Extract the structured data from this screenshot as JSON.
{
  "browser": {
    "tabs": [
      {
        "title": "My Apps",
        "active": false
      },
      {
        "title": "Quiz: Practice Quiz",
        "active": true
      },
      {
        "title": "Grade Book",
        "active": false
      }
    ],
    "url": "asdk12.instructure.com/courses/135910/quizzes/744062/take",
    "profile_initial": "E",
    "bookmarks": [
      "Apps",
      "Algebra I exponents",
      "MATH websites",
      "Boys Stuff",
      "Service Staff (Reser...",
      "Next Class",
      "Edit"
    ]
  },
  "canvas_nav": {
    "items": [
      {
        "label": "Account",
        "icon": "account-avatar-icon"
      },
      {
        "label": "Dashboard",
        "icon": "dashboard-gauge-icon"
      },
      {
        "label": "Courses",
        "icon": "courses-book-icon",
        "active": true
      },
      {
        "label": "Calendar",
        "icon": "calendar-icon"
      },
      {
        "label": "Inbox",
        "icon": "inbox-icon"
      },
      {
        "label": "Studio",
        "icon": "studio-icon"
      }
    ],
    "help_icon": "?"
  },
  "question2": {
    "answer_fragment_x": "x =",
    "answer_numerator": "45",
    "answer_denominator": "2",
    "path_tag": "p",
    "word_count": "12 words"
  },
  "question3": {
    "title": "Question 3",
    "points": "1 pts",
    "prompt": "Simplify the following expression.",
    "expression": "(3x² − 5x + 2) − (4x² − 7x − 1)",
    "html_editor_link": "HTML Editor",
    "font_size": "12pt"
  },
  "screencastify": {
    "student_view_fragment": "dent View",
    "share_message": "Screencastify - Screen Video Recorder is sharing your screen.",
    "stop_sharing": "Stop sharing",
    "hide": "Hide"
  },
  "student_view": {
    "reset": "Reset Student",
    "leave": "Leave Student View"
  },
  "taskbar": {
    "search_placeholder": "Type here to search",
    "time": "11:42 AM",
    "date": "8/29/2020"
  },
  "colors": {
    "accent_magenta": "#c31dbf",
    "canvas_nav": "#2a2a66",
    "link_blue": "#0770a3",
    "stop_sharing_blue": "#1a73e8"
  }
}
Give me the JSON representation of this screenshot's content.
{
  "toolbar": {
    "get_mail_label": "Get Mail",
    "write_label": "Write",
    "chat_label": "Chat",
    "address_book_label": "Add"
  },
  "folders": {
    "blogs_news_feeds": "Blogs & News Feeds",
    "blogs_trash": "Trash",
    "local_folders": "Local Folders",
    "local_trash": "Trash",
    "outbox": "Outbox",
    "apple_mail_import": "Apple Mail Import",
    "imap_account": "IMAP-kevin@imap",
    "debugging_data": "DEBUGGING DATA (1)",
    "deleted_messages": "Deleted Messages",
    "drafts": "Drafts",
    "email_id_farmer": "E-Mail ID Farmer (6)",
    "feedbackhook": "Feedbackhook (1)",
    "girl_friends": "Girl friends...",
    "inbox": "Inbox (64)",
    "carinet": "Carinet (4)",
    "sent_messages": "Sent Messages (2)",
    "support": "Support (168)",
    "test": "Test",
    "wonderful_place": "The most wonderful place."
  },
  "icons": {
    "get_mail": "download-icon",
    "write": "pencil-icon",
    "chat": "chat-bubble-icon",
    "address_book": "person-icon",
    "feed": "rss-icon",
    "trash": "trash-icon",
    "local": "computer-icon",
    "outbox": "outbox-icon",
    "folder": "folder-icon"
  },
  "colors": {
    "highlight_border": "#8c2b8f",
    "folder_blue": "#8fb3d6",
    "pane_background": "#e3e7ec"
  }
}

==

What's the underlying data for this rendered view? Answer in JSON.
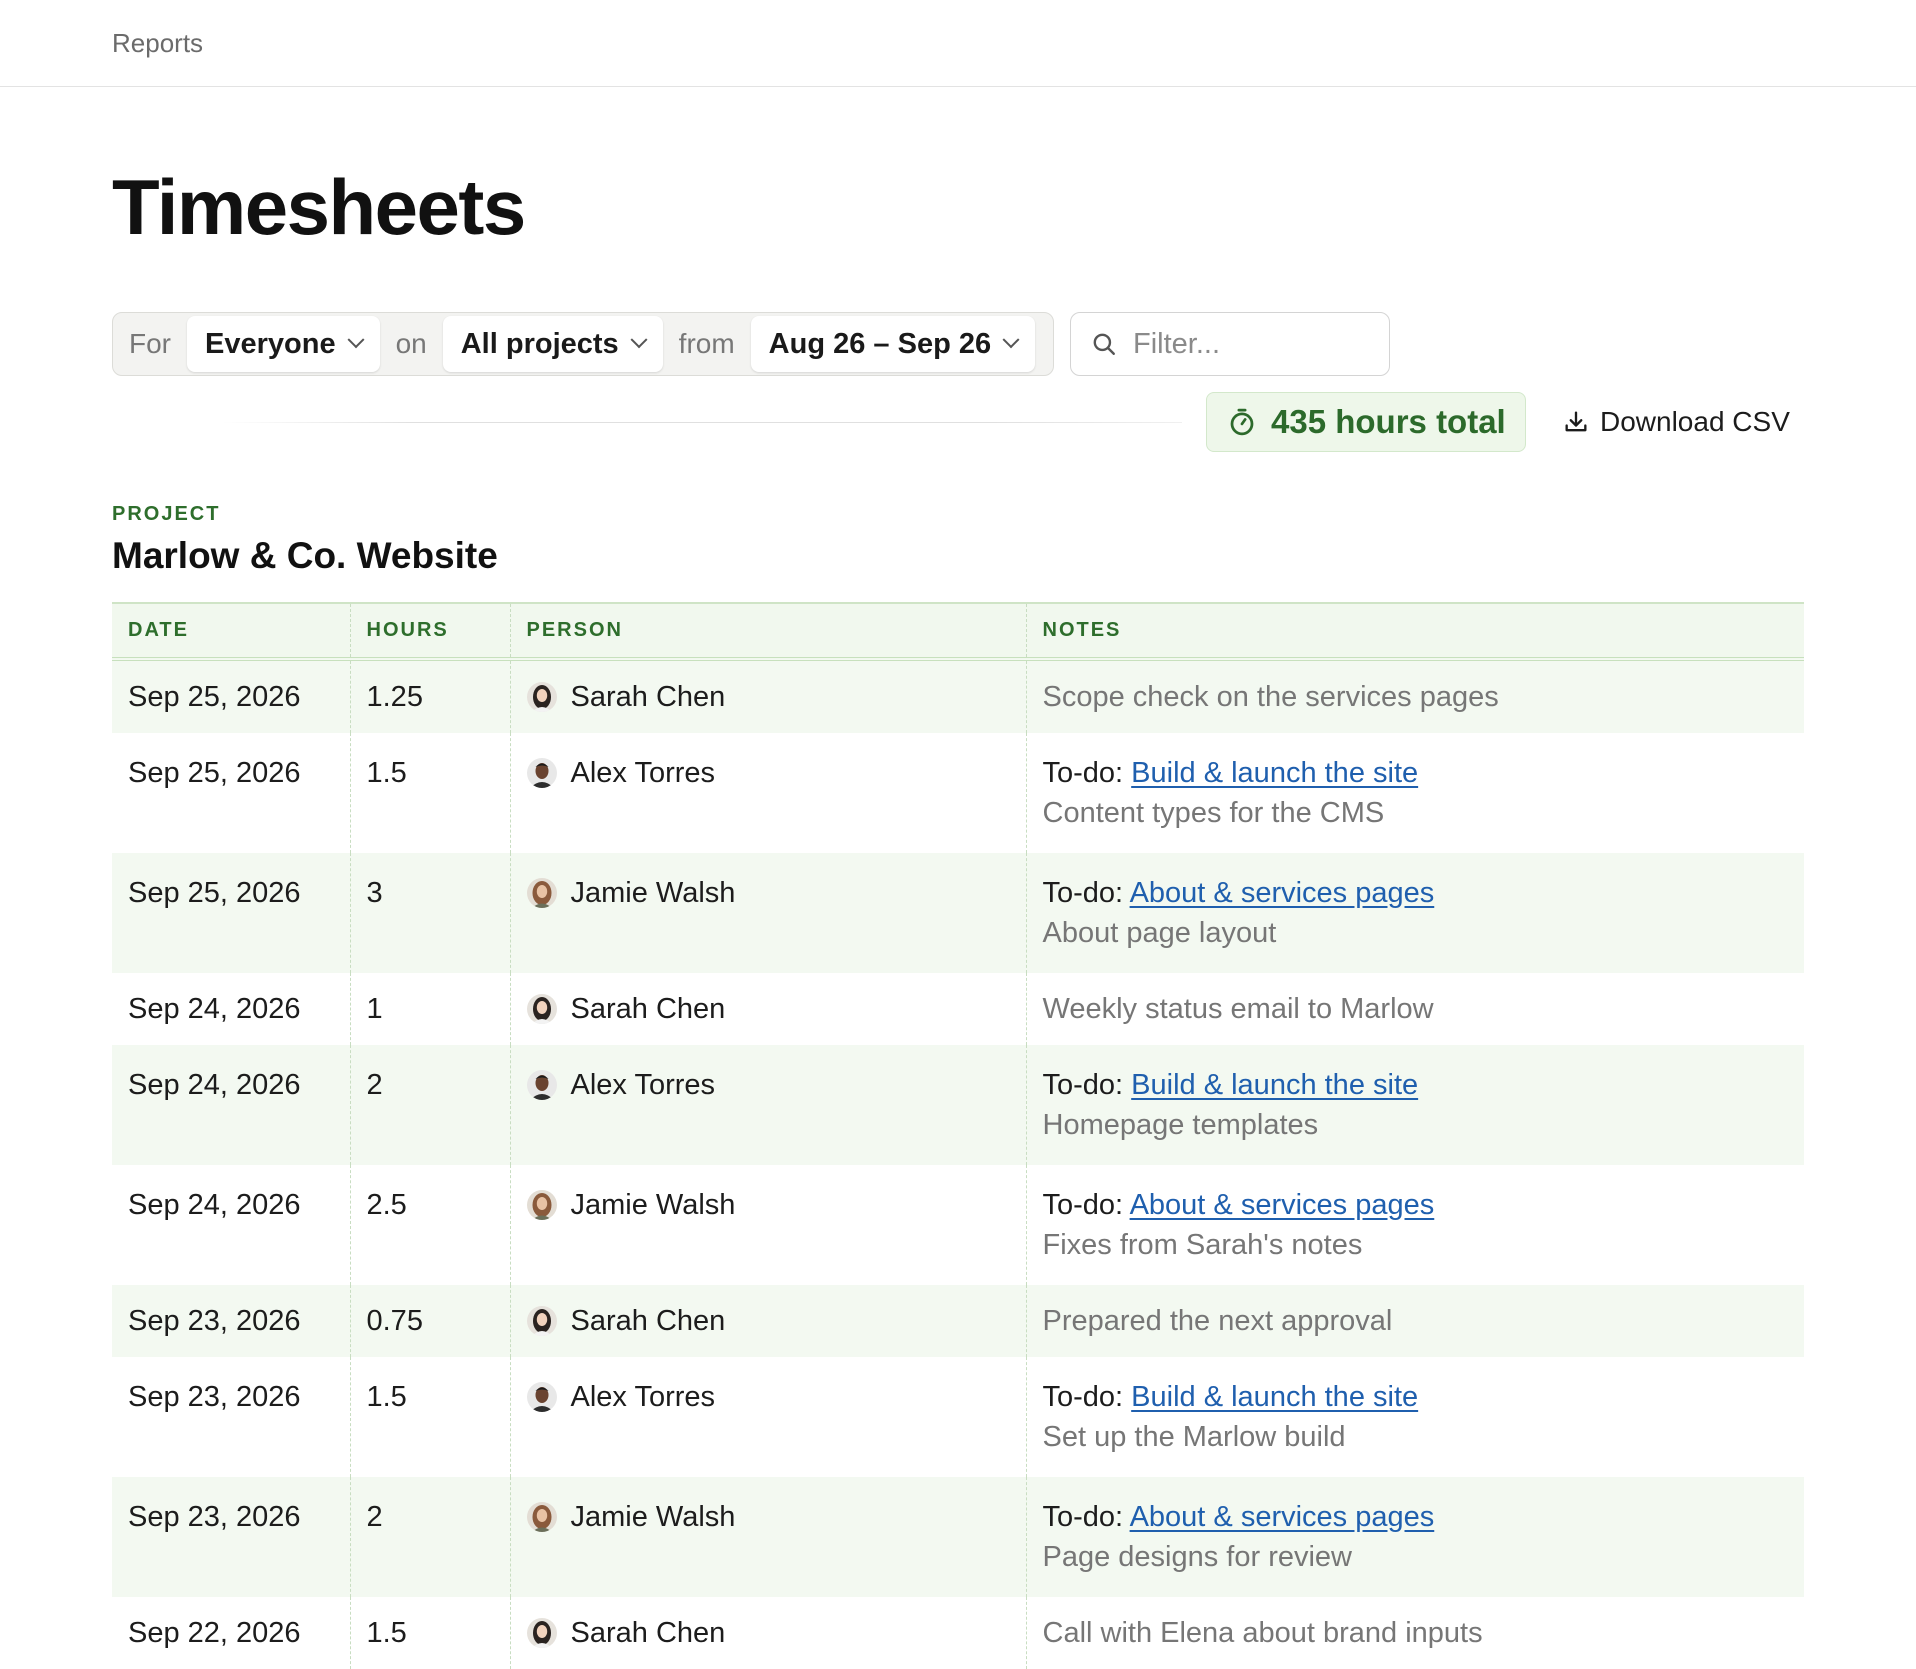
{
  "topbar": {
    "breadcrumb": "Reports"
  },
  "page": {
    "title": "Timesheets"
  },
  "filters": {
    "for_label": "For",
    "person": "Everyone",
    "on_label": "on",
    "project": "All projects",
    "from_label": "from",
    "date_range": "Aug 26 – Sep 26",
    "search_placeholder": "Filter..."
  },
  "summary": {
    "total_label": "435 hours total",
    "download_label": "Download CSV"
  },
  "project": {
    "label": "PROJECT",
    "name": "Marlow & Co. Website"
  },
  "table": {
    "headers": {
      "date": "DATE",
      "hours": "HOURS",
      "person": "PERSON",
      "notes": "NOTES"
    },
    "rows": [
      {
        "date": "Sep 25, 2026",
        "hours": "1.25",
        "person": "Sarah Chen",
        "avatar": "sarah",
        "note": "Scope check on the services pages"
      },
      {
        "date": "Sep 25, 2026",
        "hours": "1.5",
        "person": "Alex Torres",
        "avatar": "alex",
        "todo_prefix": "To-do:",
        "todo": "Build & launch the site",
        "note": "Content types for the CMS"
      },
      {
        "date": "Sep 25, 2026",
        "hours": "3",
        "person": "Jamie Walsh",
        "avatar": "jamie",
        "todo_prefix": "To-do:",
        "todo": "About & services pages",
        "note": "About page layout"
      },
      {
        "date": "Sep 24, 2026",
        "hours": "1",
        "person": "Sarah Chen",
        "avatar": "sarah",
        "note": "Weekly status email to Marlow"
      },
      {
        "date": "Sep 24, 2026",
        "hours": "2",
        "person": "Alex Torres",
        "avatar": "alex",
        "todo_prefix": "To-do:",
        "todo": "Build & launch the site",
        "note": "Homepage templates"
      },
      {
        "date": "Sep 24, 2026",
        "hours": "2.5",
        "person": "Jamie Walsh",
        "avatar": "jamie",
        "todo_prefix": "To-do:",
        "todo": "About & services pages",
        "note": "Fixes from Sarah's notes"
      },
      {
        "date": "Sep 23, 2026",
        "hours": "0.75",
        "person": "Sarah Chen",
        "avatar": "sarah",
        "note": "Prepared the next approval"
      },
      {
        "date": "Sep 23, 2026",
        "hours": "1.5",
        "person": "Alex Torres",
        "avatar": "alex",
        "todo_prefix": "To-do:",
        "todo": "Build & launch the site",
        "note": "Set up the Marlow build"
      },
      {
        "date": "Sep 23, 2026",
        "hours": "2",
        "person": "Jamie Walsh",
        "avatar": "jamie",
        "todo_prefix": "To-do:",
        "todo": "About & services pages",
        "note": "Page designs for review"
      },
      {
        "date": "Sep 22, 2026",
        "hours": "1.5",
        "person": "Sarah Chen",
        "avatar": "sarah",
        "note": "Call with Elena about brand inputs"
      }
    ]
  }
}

▶ TASK GOAL:
Check each line of the records above for the string "hours", and report every line that has it.

▶ FINAL RESULT:
    "total_label": "435 hours total",
      "hours": "HOURS",
        "hours": "1.25",
        "hours": "1.5",
        "hours": "3",
        "hours": "1",
        "hours": "2",
        "hours": "2.5",
        "hours": "0.75",
        "hours": "1.5",
        "hours": "2",
        "hours": "1.5",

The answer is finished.